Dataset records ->
-----

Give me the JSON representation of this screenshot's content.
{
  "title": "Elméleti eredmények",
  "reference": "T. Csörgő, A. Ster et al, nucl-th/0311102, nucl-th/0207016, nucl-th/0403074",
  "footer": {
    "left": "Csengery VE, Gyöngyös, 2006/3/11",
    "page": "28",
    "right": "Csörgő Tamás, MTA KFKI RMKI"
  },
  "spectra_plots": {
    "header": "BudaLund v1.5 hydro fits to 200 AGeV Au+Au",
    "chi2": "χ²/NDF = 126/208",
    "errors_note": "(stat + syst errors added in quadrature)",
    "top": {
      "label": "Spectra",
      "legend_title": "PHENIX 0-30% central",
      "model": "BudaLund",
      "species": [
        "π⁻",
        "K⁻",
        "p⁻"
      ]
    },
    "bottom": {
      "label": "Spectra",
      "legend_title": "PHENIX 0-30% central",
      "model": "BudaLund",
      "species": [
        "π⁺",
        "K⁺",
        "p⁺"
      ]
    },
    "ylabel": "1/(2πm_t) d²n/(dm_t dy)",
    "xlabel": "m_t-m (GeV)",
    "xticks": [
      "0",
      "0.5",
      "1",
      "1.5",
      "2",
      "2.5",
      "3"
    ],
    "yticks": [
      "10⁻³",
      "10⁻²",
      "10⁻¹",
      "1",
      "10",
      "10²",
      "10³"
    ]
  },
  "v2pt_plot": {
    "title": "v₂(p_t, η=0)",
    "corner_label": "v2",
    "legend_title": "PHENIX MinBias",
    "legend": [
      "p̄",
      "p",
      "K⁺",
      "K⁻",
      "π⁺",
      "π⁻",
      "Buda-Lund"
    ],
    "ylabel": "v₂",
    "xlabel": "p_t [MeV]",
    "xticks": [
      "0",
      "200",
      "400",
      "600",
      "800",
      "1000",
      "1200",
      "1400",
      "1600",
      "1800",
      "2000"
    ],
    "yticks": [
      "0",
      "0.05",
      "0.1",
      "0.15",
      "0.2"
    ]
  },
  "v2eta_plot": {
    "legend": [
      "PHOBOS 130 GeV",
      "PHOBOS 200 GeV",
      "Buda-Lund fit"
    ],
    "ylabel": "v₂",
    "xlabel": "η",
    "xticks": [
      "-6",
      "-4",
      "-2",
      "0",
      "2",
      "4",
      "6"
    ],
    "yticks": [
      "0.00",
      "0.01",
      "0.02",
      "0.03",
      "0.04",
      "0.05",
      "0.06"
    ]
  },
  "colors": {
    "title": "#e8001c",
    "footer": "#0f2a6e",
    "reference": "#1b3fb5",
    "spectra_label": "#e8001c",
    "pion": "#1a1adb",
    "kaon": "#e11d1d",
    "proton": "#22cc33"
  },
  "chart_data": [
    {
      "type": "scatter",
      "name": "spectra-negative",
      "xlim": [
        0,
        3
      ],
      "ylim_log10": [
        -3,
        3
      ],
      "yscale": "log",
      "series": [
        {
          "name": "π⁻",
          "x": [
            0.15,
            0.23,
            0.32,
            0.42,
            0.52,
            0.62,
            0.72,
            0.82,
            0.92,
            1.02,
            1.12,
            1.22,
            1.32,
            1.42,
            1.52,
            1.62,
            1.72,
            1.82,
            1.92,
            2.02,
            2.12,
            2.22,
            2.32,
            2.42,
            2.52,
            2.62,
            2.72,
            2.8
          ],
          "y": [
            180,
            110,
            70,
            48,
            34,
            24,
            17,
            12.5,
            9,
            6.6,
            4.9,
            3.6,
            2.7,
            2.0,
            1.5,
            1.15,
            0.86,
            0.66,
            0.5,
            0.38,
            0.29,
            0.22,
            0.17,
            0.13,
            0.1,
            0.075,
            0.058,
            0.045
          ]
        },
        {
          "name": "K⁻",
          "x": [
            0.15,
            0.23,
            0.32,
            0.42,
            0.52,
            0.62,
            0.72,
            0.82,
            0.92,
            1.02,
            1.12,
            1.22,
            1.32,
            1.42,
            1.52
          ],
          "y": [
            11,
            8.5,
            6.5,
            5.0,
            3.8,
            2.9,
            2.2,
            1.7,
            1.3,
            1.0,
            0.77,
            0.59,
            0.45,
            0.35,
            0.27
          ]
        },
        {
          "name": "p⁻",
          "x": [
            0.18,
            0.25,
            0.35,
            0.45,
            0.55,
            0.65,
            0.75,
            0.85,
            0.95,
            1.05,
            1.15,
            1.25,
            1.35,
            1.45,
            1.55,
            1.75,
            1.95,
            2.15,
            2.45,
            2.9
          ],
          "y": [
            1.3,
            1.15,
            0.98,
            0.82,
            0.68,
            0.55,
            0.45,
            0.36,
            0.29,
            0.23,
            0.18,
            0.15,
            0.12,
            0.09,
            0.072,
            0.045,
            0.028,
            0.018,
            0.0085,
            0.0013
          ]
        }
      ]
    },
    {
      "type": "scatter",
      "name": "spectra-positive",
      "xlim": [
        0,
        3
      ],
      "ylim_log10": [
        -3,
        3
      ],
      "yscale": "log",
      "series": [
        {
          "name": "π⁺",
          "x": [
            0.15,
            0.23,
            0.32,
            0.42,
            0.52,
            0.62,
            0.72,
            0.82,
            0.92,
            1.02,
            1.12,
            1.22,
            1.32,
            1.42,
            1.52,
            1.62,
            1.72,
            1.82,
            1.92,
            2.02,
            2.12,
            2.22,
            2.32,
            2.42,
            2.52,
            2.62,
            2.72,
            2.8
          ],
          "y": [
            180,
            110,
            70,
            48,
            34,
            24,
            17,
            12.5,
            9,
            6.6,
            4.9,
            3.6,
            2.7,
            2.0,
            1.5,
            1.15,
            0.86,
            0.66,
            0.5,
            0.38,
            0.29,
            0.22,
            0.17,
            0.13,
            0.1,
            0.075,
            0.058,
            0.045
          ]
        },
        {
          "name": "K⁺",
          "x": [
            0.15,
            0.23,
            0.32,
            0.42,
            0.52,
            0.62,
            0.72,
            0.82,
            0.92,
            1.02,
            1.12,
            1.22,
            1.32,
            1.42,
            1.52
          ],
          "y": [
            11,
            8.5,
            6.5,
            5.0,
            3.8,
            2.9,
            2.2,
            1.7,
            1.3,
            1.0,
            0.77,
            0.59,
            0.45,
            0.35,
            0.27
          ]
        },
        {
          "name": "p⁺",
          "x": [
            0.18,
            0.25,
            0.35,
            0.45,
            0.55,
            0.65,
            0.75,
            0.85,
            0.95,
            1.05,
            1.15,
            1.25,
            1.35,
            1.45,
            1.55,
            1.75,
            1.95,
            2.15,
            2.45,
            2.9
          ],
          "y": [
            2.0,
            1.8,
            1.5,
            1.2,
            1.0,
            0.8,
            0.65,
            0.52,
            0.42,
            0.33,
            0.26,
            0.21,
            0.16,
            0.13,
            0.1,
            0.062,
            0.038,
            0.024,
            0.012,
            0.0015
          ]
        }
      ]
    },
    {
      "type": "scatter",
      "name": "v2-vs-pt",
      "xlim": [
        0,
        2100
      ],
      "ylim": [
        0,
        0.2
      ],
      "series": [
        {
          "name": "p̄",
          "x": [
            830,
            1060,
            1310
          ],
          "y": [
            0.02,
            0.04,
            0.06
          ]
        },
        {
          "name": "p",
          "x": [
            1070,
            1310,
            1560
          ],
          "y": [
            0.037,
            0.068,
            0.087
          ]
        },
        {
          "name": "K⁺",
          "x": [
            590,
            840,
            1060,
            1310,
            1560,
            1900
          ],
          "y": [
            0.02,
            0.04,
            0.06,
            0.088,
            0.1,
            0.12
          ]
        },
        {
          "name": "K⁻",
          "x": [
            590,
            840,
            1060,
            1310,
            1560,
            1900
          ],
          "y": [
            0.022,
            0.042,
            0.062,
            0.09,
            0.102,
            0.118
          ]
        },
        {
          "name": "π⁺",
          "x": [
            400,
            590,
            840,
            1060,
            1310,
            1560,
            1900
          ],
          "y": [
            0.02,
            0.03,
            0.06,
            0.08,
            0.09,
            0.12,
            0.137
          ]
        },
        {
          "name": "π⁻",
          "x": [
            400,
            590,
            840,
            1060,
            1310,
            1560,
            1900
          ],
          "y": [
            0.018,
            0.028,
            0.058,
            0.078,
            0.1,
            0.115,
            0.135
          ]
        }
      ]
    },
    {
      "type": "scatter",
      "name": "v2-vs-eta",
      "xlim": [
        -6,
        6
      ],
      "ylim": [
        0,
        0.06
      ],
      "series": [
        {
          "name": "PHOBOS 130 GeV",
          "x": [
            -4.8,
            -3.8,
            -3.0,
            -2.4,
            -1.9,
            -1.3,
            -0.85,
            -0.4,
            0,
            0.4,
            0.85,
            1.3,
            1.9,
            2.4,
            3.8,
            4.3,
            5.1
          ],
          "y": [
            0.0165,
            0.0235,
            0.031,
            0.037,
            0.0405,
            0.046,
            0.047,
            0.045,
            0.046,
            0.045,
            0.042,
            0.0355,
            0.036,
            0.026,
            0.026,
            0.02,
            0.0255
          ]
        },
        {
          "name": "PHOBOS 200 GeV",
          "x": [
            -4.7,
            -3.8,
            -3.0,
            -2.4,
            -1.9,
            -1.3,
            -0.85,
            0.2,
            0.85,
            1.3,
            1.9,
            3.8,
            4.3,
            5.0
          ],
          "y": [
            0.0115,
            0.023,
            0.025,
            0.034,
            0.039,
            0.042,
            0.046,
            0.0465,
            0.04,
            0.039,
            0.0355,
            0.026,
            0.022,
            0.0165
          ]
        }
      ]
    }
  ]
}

-----

Task prompt ->
Pick out all lines from the data above in which the word "xlabel" appears.

Result for this task ->
    "xlabel": "m_t-m (GeV)",
    "xlabel": "p_t [MeV]",
    "xlabel": "η",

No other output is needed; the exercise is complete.